[START OF Record set]

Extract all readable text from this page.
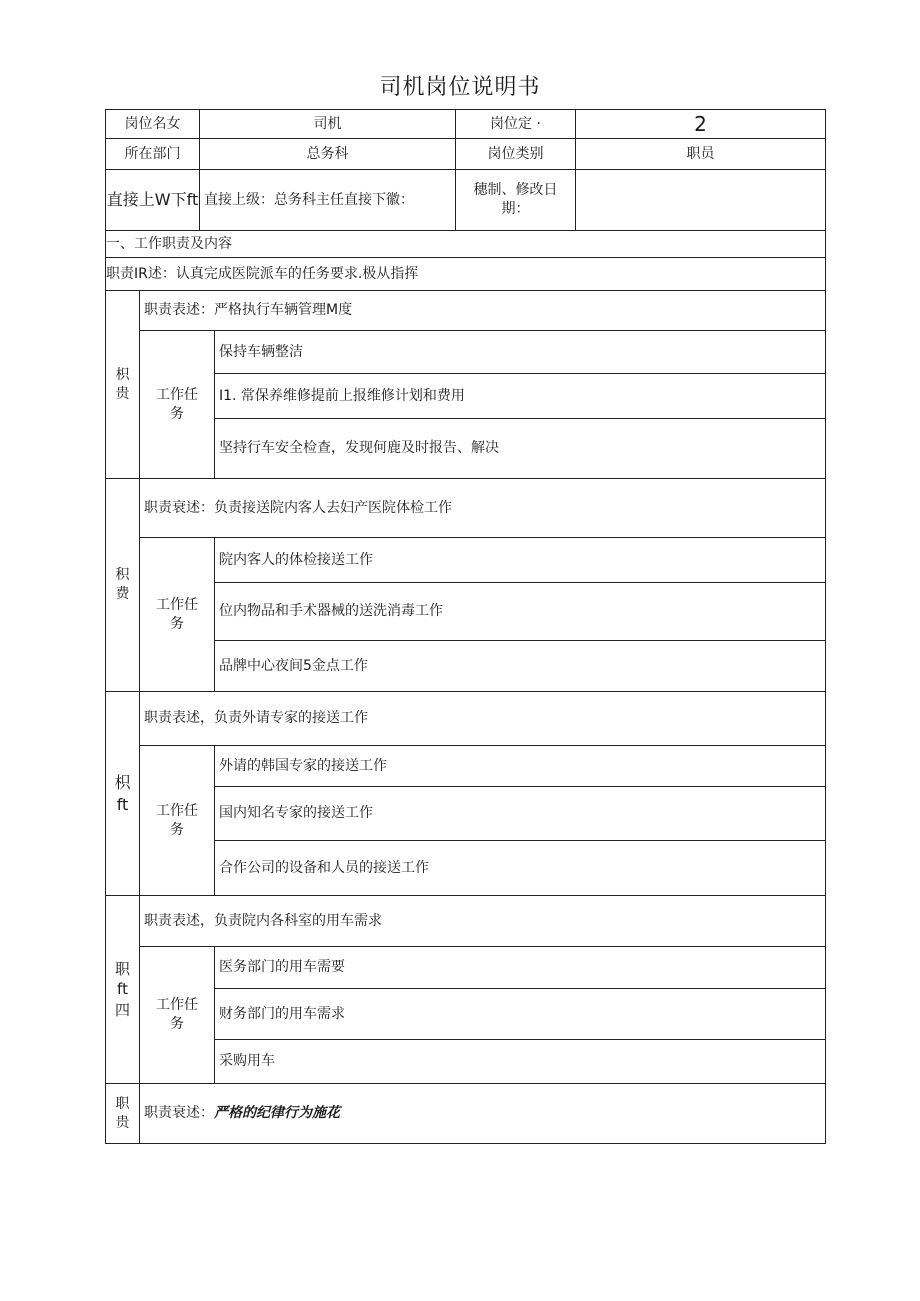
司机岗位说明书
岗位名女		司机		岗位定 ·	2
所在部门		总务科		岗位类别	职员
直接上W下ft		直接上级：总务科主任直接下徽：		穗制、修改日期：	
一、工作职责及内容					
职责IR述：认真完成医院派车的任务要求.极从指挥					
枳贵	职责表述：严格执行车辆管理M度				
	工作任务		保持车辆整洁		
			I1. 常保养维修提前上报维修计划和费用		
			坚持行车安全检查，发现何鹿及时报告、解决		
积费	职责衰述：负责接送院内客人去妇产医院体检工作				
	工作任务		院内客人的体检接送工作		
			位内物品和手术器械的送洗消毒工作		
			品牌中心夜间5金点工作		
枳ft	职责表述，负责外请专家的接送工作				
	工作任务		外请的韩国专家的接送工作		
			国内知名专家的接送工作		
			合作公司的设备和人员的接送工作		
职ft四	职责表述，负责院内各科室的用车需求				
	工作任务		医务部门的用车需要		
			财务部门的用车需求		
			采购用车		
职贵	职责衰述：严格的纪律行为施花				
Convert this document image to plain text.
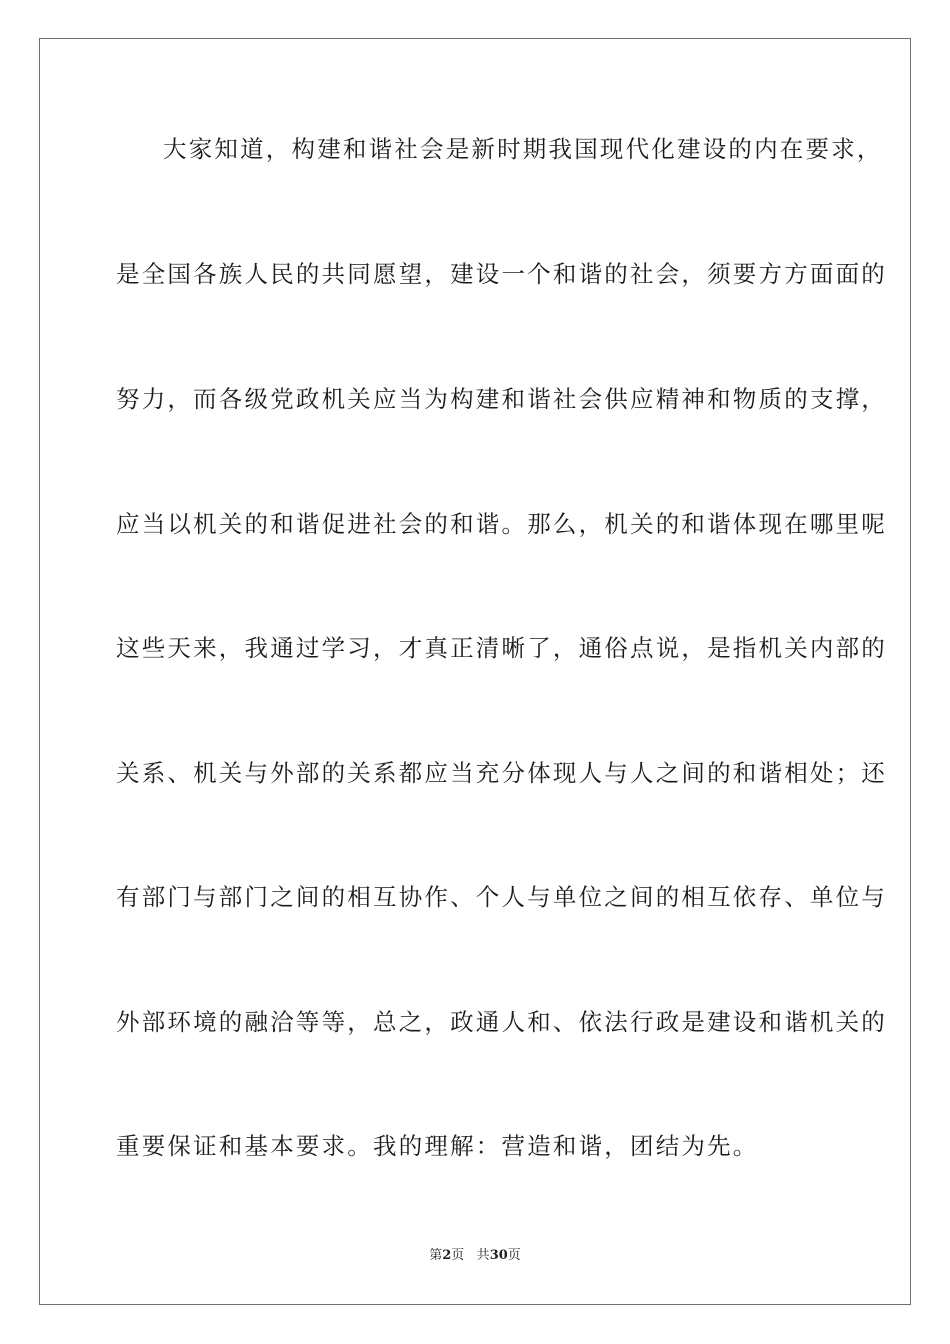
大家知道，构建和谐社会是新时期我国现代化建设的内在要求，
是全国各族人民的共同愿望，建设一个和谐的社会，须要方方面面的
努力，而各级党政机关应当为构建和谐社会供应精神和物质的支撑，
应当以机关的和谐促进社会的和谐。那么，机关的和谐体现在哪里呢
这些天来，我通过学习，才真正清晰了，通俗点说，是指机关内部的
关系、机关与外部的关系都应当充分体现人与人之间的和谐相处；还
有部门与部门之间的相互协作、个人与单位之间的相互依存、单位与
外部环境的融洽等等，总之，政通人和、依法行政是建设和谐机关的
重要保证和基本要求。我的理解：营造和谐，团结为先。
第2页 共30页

[END OF Record set]

» **Do this**
Find every line holding the word "工作任务"; give their count and nothing else.

» **Response**
4